Stored data
⟨
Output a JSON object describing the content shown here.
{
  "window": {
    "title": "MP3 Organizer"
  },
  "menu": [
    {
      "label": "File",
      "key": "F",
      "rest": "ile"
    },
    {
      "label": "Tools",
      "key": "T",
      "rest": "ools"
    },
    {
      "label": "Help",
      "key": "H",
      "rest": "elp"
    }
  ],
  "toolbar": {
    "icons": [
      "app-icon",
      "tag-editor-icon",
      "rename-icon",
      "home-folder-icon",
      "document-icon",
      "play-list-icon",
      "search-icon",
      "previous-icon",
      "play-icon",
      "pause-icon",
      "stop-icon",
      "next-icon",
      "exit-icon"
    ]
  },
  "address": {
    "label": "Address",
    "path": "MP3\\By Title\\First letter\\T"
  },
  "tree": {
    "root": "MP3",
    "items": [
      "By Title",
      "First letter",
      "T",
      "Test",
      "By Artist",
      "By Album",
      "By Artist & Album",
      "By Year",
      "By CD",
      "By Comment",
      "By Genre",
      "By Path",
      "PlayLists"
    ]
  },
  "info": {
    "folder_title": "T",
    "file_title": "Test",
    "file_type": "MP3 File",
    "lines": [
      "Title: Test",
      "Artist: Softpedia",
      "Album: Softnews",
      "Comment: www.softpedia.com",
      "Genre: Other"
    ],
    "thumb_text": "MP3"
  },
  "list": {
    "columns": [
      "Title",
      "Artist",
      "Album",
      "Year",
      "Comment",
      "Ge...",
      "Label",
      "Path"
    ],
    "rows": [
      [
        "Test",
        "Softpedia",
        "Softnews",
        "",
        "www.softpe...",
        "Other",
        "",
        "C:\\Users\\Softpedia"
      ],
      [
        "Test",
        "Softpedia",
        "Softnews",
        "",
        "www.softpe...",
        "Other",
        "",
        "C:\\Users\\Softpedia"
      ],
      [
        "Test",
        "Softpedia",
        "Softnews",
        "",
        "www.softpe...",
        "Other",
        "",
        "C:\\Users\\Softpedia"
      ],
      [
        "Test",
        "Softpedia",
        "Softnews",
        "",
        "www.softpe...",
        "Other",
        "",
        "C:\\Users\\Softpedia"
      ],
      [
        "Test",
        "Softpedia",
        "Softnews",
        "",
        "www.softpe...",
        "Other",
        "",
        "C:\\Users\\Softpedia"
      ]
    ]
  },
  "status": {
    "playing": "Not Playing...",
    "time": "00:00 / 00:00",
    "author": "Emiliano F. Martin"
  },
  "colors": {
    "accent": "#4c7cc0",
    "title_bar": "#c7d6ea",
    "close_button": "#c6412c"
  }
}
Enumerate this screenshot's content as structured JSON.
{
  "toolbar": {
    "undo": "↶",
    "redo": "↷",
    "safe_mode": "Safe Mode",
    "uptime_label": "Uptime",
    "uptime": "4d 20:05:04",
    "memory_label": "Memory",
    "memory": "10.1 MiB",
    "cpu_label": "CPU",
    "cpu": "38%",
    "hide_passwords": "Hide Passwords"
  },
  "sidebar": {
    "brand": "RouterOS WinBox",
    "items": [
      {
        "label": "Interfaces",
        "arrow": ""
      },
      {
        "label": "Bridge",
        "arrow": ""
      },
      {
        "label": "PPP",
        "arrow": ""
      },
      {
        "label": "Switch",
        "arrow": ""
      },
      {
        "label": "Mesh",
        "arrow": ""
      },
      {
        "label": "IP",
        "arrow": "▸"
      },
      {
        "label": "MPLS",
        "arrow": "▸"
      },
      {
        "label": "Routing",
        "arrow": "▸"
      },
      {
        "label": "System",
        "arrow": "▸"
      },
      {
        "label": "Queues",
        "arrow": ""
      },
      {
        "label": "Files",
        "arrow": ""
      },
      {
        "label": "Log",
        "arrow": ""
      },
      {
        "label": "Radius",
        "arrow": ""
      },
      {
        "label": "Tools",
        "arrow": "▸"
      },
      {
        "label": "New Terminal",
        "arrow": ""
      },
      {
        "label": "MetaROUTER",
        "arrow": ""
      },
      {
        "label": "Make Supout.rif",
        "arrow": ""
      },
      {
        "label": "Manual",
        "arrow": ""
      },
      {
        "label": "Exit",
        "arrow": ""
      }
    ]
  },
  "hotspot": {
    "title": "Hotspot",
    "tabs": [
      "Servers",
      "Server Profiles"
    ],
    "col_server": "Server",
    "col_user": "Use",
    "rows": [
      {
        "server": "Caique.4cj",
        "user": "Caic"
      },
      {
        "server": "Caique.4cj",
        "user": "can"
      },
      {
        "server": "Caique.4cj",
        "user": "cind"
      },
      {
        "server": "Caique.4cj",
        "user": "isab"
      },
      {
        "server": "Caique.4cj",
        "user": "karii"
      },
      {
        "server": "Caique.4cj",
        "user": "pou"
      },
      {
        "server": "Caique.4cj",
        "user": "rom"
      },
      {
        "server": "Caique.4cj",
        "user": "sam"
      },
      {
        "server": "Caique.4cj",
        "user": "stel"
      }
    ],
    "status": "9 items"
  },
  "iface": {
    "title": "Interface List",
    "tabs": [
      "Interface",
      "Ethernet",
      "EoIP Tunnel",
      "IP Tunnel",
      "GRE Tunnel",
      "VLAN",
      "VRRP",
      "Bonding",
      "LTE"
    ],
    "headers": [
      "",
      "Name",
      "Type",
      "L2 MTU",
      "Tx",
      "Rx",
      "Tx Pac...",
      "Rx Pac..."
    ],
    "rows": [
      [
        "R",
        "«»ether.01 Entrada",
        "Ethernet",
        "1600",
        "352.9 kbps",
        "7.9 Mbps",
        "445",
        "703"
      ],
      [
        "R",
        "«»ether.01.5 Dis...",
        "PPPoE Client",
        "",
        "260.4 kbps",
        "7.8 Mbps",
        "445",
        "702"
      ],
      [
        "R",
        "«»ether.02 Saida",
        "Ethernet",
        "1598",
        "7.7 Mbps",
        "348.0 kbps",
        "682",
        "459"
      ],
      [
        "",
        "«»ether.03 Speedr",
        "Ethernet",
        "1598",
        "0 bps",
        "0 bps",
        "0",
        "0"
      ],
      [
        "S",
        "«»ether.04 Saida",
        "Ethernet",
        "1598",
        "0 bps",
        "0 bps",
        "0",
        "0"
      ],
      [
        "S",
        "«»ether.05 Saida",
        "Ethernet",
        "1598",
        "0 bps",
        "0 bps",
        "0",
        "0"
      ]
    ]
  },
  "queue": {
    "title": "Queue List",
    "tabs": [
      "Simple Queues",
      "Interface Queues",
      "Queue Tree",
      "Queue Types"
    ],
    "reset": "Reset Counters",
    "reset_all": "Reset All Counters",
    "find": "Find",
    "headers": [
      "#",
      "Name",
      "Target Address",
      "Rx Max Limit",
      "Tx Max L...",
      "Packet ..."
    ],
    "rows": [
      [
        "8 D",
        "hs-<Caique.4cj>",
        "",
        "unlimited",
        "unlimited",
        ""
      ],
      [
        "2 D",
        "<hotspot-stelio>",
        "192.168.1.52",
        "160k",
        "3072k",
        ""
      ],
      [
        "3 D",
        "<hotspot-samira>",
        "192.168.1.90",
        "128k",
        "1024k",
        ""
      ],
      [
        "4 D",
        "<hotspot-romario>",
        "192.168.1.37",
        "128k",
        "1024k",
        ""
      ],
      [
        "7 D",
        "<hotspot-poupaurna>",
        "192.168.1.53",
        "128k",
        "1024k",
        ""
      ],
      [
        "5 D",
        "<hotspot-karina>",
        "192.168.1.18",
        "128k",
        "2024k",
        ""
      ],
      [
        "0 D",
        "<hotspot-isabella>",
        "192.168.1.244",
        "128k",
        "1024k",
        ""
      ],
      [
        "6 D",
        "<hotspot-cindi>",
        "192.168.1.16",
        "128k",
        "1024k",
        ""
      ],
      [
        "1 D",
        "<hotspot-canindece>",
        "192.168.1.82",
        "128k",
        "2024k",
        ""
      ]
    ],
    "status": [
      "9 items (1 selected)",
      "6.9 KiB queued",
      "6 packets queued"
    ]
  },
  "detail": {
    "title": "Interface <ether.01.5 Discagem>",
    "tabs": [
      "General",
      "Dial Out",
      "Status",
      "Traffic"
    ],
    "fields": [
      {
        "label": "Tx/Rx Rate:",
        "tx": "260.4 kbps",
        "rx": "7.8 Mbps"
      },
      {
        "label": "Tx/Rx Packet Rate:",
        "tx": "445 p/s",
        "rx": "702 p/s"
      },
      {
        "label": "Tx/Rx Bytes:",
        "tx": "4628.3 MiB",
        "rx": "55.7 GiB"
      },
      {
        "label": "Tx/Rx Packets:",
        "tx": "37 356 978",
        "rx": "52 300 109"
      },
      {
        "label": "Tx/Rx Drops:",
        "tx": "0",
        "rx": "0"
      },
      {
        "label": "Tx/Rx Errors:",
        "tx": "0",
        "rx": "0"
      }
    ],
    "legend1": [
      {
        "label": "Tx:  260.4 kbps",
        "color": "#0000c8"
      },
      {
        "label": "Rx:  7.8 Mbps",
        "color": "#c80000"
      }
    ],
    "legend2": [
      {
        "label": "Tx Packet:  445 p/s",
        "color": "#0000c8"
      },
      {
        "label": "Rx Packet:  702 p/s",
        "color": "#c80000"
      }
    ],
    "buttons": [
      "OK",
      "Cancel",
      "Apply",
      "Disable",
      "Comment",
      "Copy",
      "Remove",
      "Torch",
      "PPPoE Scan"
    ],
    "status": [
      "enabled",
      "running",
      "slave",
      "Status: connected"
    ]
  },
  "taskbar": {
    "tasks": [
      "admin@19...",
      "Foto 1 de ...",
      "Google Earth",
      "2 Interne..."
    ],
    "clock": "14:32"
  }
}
⟩
Pick each line holding the word "Comment" out of the data and copy it.

      "By Comment",
      "Comment: www.softpedia.com",
      "Comment",
      "Comment",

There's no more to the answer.